## Problem details
What follows is a set of records; restate each one word for word and drop the pictures.

* begin *

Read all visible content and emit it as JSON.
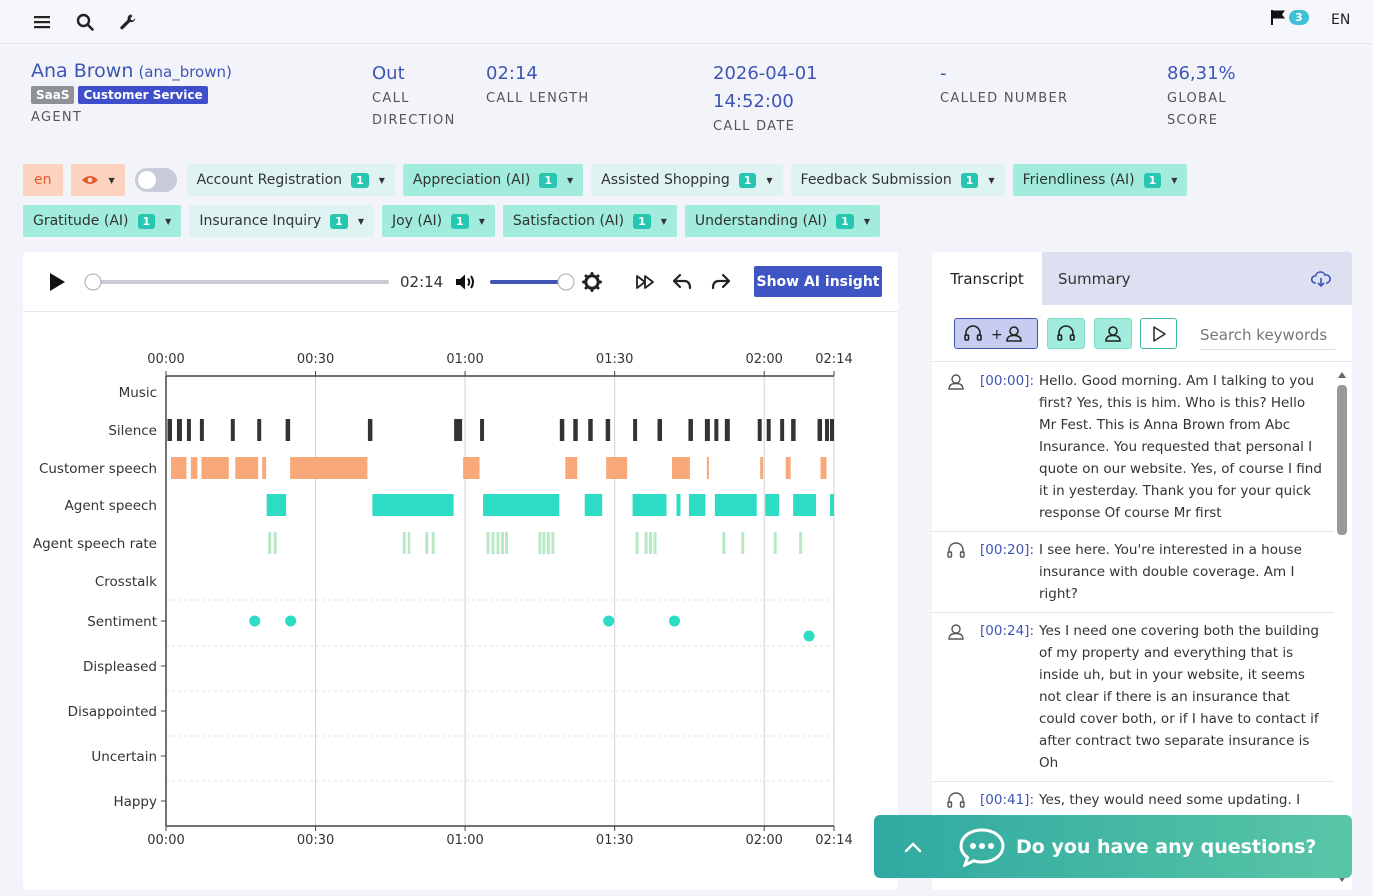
{
  "header": {
    "lang": "EN",
    "flag_count": "3"
  },
  "agent": {
    "name": "Ana Brown",
    "username": "(ana_brown)",
    "tags": [
      "SaaS",
      "Customer Service"
    ],
    "caption": "AGENT"
  },
  "meta": {
    "direction": {
      "value": "Out",
      "caption1": "CALL",
      "caption2": "DIRECTION"
    },
    "length": {
      "value": "02:14",
      "caption": "CALL LENGTH"
    },
    "date": {
      "value1": "2026-04-01",
      "value2": "14:52:00",
      "caption": "CALL DATE"
    },
    "called": {
      "value": "-",
      "caption": "CALLED NUMBER"
    },
    "score": {
      "value": "86,31%",
      "caption1": "GLOBAL",
      "caption2": "SCORE"
    }
  },
  "filters": {
    "lang": "en",
    "chips": [
      {
        "label": "Account Registration",
        "count": "1",
        "ai": false
      },
      {
        "label": "Appreciation (AI)",
        "count": "1",
        "ai": true
      },
      {
        "label": "Assisted Shopping",
        "count": "1",
        "ai": false
      },
      {
        "label": "Feedback Submission",
        "count": "1",
        "ai": false
      },
      {
        "label": "Friendliness (AI)",
        "count": "1",
        "ai": true
      },
      {
        "label": "Gratitude (AI)",
        "count": "1",
        "ai": true
      },
      {
        "label": "Insurance Inquiry",
        "count": "1",
        "ai": false
      },
      {
        "label": "Joy (AI)",
        "count": "1",
        "ai": true
      },
      {
        "label": "Satisfaction (AI)",
        "count": "1",
        "ai": true
      },
      {
        "label": "Understanding (AI)",
        "count": "1",
        "ai": true
      }
    ]
  },
  "player": {
    "time": "02:14",
    "ai_button": "Show AI insight",
    "progress": 0,
    "volume": 1.0
  },
  "chart_data": {
    "type": "timeline",
    "x_ticks": [
      "00:00",
      "00:30",
      "01:00",
      "01:30",
      "02:00",
      "02:14"
    ],
    "x_tick_values": [
      0,
      30,
      60,
      90,
      120,
      134
    ],
    "xlim": [
      0,
      134
    ],
    "rows": [
      "Music",
      "Silence",
      "Customer speech",
      "Agent speech",
      "Agent speech rate",
      "Crosstalk",
      "Sentiment",
      "Displeased",
      "Disappointed",
      "Uncertain",
      "Happy"
    ],
    "colors": {
      "silence": "#333333",
      "customer": "#f9a87a",
      "agent": "#2ddcc4",
      "rate": "#b8e8c6",
      "sentiment": "#2ddcc4"
    },
    "silence": [
      [
        0.3,
        1.2
      ],
      [
        2.2,
        3.2
      ],
      [
        4.2,
        5.0
      ],
      [
        6.8,
        7.6
      ],
      [
        13.0,
        13.8
      ],
      [
        18.3,
        19.1
      ],
      [
        24.0,
        24.9
      ],
      [
        40.5,
        41.4
      ],
      [
        57.8,
        59.4
      ],
      [
        63.0,
        63.8
      ],
      [
        79.0,
        79.9
      ],
      [
        81.7,
        82.6
      ],
      [
        84.7,
        85.6
      ],
      [
        88.2,
        89.1
      ],
      [
        93.7,
        94.5
      ],
      [
        98.6,
        99.5
      ],
      [
        104.8,
        105.7
      ],
      [
        108.1,
        109.1
      ],
      [
        110.0,
        110.8
      ],
      [
        112.1,
        113.1
      ],
      [
        118.7,
        119.5
      ],
      [
        120.5,
        121.3
      ],
      [
        123.2,
        124.0
      ],
      [
        125.4,
        126.3
      ],
      [
        130.7,
        131.6
      ],
      [
        132.2,
        133.0
      ],
      [
        133.2,
        134.0
      ]
    ],
    "customer": [
      [
        1.0,
        4.1
      ],
      [
        5.0,
        6.3
      ],
      [
        7.1,
        12.6
      ],
      [
        13.9,
        18.5
      ],
      [
        19.3,
        20.1
      ],
      [
        24.9,
        40.4
      ],
      [
        59.6,
        62.9
      ],
      [
        80.1,
        82.5
      ],
      [
        88.3,
        92.5
      ],
      [
        101.5,
        105.1
      ],
      [
        108.5,
        108.9
      ],
      [
        119.2,
        119.8
      ],
      [
        124.3,
        125.3
      ],
      [
        131.3,
        132.5
      ]
    ],
    "agent": [
      [
        20.2,
        24.1
      ],
      [
        41.4,
        57.7
      ],
      [
        63.6,
        78.9
      ],
      [
        84.0,
        87.5
      ],
      [
        93.6,
        100.4
      ],
      [
        102.4,
        103.2
      ],
      [
        104.9,
        108.2
      ],
      [
        110.1,
        118.5
      ],
      [
        120.2,
        123.0
      ],
      [
        125.8,
        130.4
      ],
      [
        133.2,
        134.0
      ]
    ],
    "rate": [
      [
        20.5,
        21.1
      ],
      [
        21.6,
        22.2
      ],
      [
        47.5,
        48.1
      ],
      [
        48.5,
        49.0
      ],
      [
        52.0,
        52.6
      ],
      [
        53.3,
        53.9
      ],
      [
        64.3,
        64.9
      ],
      [
        65.3,
        65.9
      ],
      [
        66.3,
        66.9
      ],
      [
        67.2,
        67.8
      ],
      [
        68.0,
        68.6
      ],
      [
        74.7,
        75.3
      ],
      [
        75.5,
        76.1
      ],
      [
        76.4,
        77.0
      ],
      [
        77.3,
        77.9
      ],
      [
        94.2,
        94.8
      ],
      [
        96.0,
        96.6
      ],
      [
        96.9,
        97.5
      ],
      [
        97.8,
        98.4
      ],
      [
        111.6,
        112.2
      ],
      [
        115.4,
        116.0
      ],
      [
        121.9,
        122.5
      ],
      [
        127.0,
        127.6
      ]
    ],
    "sentiment": [
      [
        17.8,
        0.2
      ],
      [
        25.0,
        0.2
      ],
      [
        88.8,
        0.2
      ],
      [
        102.0,
        0.2
      ],
      [
        129.0,
        -0.3
      ]
    ]
  },
  "transcript": {
    "tabs": [
      "Transcript",
      "Summary"
    ],
    "search_placeholder": "Search keywords",
    "entries": [
      {
        "speaker": "customer",
        "ts": "[00:00]:",
        "text": "Hello. Good morning. Am I talking to you first? Yes, this is him. Who is this? Hello Mr Fest. This is Anna Brown from Abc Insurance. You requested that personal I quote on our website. Yes, of course I find it in yesterday. Thank you for your quick response Of course Mr first"
      },
      {
        "speaker": "agent",
        "ts": "[00:20]:",
        "text": "I see here. You're interested in a house insurance with double coverage. Am I right?"
      },
      {
        "speaker": "customer",
        "ts": "[00:24]:",
        "text": "Yes I need one covering both the building of my property and everything that is inside uh, but in your website, it seems not clear if there is an insurance that could cover both, or if I have to contact if after contract two separate insurance is Oh"
      },
      {
        "speaker": "agent",
        "ts": "[00:41]:",
        "text": "Yes, they would need some updating. I"
      }
    ]
  },
  "chat": {
    "label": "Do you have any questions?"
  }
}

* end *

## Right answer
Read all visible content and emit it as JSON.
{
  "header": {
    "lang": "EN",
    "flag_count": "3"
  },
  "agent": {
    "name": "Ana Brown",
    "username": "(ana_brown)",
    "tags": [
      "SaaS",
      "Customer Service"
    ],
    "caption": "AGENT"
  },
  "meta": {
    "direction": {
      "value": "Out",
      "caption1": "CALL",
      "caption2": "DIRECTION"
    },
    "length": {
      "value": "02:14",
      "caption": "CALL LENGTH"
    },
    "date": {
      "value1": "2026-04-01",
      "value2": "14:52:00",
      "caption": "CALL DATE"
    },
    "called": {
      "value": "-",
      "caption": "CALLED NUMBER"
    },
    "score": {
      "value": "86,31%",
      "caption1": "GLOBAL",
      "caption2": "SCORE"
    }
  },
  "filters": {
    "lang": "en",
    "chips": [
      {
        "label": "Account Registration",
        "count": "1",
        "ai": false
      },
      {
        "label": "Appreciation (AI)",
        "count": "1",
        "ai": true
      },
      {
        "label": "Assisted Shopping",
        "count": "1",
        "ai": false
      },
      {
        "label": "Feedback Submission",
        "count": "1",
        "ai": false
      },
      {
        "label": "Friendliness (AI)",
        "count": "1",
        "ai": true
      },
      {
        "label": "Gratitude (AI)",
        "count": "1",
        "ai": true
      },
      {
        "label": "Insurance Inquiry",
        "count": "1",
        "ai": false
      },
      {
        "label": "Joy (AI)",
        "count": "1",
        "ai": true
      },
      {
        "label": "Satisfaction (AI)",
        "count": "1",
        "ai": true
      },
      {
        "label": "Understanding (AI)",
        "count": "1",
        "ai": true
      }
    ]
  },
  "player": {
    "time": "02:14",
    "ai_button": "Show AI insight",
    "progress": 0,
    "volume": 1.0
  },
  "chart_data": {
    "type": "timeline",
    "x_ticks": [
      "00:00",
      "00:30",
      "01:00",
      "01:30",
      "02:00",
      "02:14"
    ],
    "x_tick_values": [
      0,
      30,
      60,
      90,
      120,
      134
    ],
    "xlim": [
      0,
      134
    ],
    "rows": [
      "Music",
      "Silence",
      "Customer speech",
      "Agent speech",
      "Agent speech rate",
      "Crosstalk",
      "Sentiment",
      "Displeased",
      "Disappointed",
      "Uncertain",
      "Happy"
    ],
    "colors": {
      "silence": "#333333",
      "customer": "#f9a87a",
      "agent": "#2ddcc4",
      "rate": "#b8e8c6",
      "sentiment": "#2ddcc4"
    },
    "silence": [
      [
        0.3,
        1.2
      ],
      [
        2.2,
        3.2
      ],
      [
        4.2,
        5.0
      ],
      [
        6.8,
        7.6
      ],
      [
        13.0,
        13.8
      ],
      [
        18.3,
        19.1
      ],
      [
        24.0,
        24.9
      ],
      [
        40.5,
        41.4
      ],
      [
        57.8,
        59.4
      ],
      [
        63.0,
        63.8
      ],
      [
        79.0,
        79.9
      ],
      [
        81.7,
        82.6
      ],
      [
        84.7,
        85.6
      ],
      [
        88.2,
        89.1
      ],
      [
        93.7,
        94.5
      ],
      [
        98.6,
        99.5
      ],
      [
        104.8,
        105.7
      ],
      [
        108.1,
        109.1
      ],
      [
        110.0,
        110.8
      ],
      [
        112.1,
        113.1
      ],
      [
        118.7,
        119.5
      ],
      [
        120.5,
        121.3
      ],
      [
        123.2,
        124.0
      ],
      [
        125.4,
        126.3
      ],
      [
        130.7,
        131.6
      ],
      [
        132.2,
        133.0
      ],
      [
        133.2,
        134.0
      ]
    ],
    "customer": [
      [
        1.0,
        4.1
      ],
      [
        5.0,
        6.3
      ],
      [
        7.1,
        12.6
      ],
      [
        13.9,
        18.5
      ],
      [
        19.3,
        20.1
      ],
      [
        24.9,
        40.4
      ],
      [
        59.6,
        62.9
      ],
      [
        80.1,
        82.5
      ],
      [
        88.3,
        92.5
      ],
      [
        101.5,
        105.1
      ],
      [
        108.5,
        108.9
      ],
      [
        119.2,
        119.8
      ],
      [
        124.3,
        125.3
      ],
      [
        131.3,
        132.5
      ]
    ],
    "agent": [
      [
        20.2,
        24.1
      ],
      [
        41.4,
        57.7
      ],
      [
        63.6,
        78.9
      ],
      [
        84.0,
        87.5
      ],
      [
        93.6,
        100.4
      ],
      [
        102.4,
        103.2
      ],
      [
        104.9,
        108.2
      ],
      [
        110.1,
        118.5
      ],
      [
        120.2,
        123.0
      ],
      [
        125.8,
        130.4
      ],
      [
        133.2,
        134.0
      ]
    ],
    "rate": [
      [
        20.5,
        21.1
      ],
      [
        21.6,
        22.2
      ],
      [
        47.5,
        48.1
      ],
      [
        48.5,
        49.0
      ],
      [
        52.0,
        52.6
      ],
      [
        53.3,
        53.9
      ],
      [
        64.3,
        64.9
      ],
      [
        65.3,
        65.9
      ],
      [
        66.3,
        66.9
      ],
      [
        67.2,
        67.8
      ],
      [
        68.0,
        68.6
      ],
      [
        74.7,
        75.3
      ],
      [
        75.5,
        76.1
      ],
      [
        76.4,
        77.0
      ],
      [
        77.3,
        77.9
      ],
      [
        94.2,
        94.8
      ],
      [
        96.0,
        96.6
      ],
      [
        96.9,
        97.5
      ],
      [
        97.8,
        98.4
      ],
      [
        111.6,
        112.2
      ],
      [
        115.4,
        116.0
      ],
      [
        121.9,
        122.5
      ],
      [
        127.0,
        127.6
      ]
    ],
    "sentiment": [
      [
        17.8,
        0.2
      ],
      [
        25.0,
        0.2
      ],
      [
        88.8,
        0.2
      ],
      [
        102.0,
        0.2
      ],
      [
        129.0,
        -0.3
      ]
    ]
  },
  "transcript": {
    "tabs": [
      "Transcript",
      "Summary"
    ],
    "search_placeholder": "Search keywords",
    "entries": [
      {
        "speaker": "customer",
        "ts": "[00:00]:",
        "text": "Hello. Good morning. Am I talking to you first? Yes, this is him. Who is this? Hello Mr Fest. This is Anna Brown from Abc Insurance. You requested that personal I quote on our website. Yes, of course I find it in yesterday. Thank you for your quick response Of course Mr first"
      },
      {
        "speaker": "agent",
        "ts": "[00:20]:",
        "text": "I see here. You're interested in a house insurance with double coverage. Am I right?"
      },
      {
        "speaker": "customer",
        "ts": "[00:24]:",
        "text": "Yes I need one covering both the building of my property and everything that is inside uh, but in your website, it seems not clear if there is an insurance that could cover both, or if I have to contact if after contract two separate insurance is Oh"
      },
      {
        "speaker": "agent",
        "ts": "[00:41]:",
        "text": "Yes, they would need some updating. I"
      }
    ]
  },
  "chat": {
    "label": "Do you have any questions?"
  }
}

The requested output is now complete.